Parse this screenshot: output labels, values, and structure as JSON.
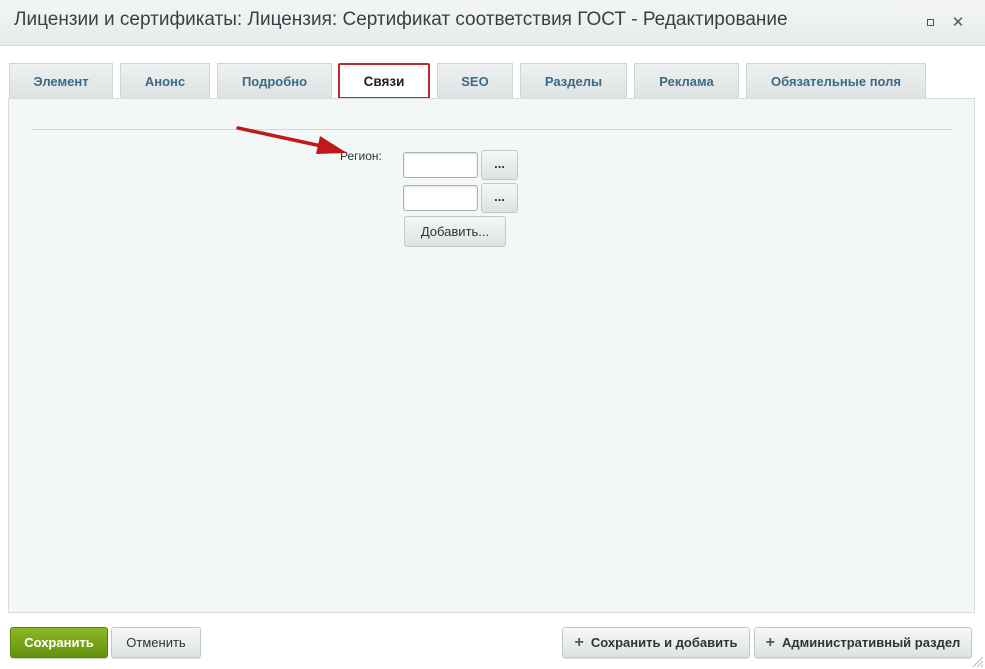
{
  "window": {
    "title": "Лицензии и сертификаты: Лицензия: Сертификат соответствия ГОСТ - Редактирование",
    "maximize_icon": "maximize-icon",
    "close_icon": "close-icon",
    "close_glyph": "✕"
  },
  "tabs": [
    {
      "label": "Элемент"
    },
    {
      "label": "Анонс"
    },
    {
      "label": "Подробно"
    },
    {
      "label": "Связи",
      "active": true
    },
    {
      "label": "SEO"
    },
    {
      "label": "Разделы"
    },
    {
      "label": "Реклама"
    },
    {
      "label": "Обязательные поля"
    }
  ],
  "form": {
    "region_label": "Регион:",
    "inputs": [
      {
        "value": "",
        "browse_label": "..."
      },
      {
        "value": "",
        "browse_label": "..."
      }
    ],
    "add_label": "Добавить..."
  },
  "footer": {
    "save_label": "Сохранить",
    "cancel_label": "Отменить",
    "save_add_label": "Сохранить и добавить",
    "admin_label": "Административный раздел",
    "plus_glyph": "+"
  },
  "colors": {
    "active_tab_border": "#b82b2b",
    "arrow": "#c0191b",
    "save_button": "#76a418",
    "tab_text": "#3d6a84"
  }
}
###
> Exercise instructions: Without the pictures, write out the whole listing above exactly as it appears.

> The solution:
Parse this screenshot: output labels, values, and structure as JSON.
{
  "window": {
    "title": "Лицензии и сертификаты: Лицензия: Сертификат соответствия ГОСТ - Редактирование",
    "maximize_icon": "maximize-icon",
    "close_icon": "close-icon",
    "close_glyph": "✕"
  },
  "tabs": [
    {
      "label": "Элемент"
    },
    {
      "label": "Анонс"
    },
    {
      "label": "Подробно"
    },
    {
      "label": "Связи",
      "active": true
    },
    {
      "label": "SEO"
    },
    {
      "label": "Разделы"
    },
    {
      "label": "Реклама"
    },
    {
      "label": "Обязательные поля"
    }
  ],
  "form": {
    "region_label": "Регион:",
    "inputs": [
      {
        "value": "",
        "browse_label": "..."
      },
      {
        "value": "",
        "browse_label": "..."
      }
    ],
    "add_label": "Добавить..."
  },
  "footer": {
    "save_label": "Сохранить",
    "cancel_label": "Отменить",
    "save_add_label": "Сохранить и добавить",
    "admin_label": "Административный раздел",
    "plus_glyph": "+"
  },
  "colors": {
    "active_tab_border": "#b82b2b",
    "arrow": "#c0191b",
    "save_button": "#76a418",
    "tab_text": "#3d6a84"
  }
}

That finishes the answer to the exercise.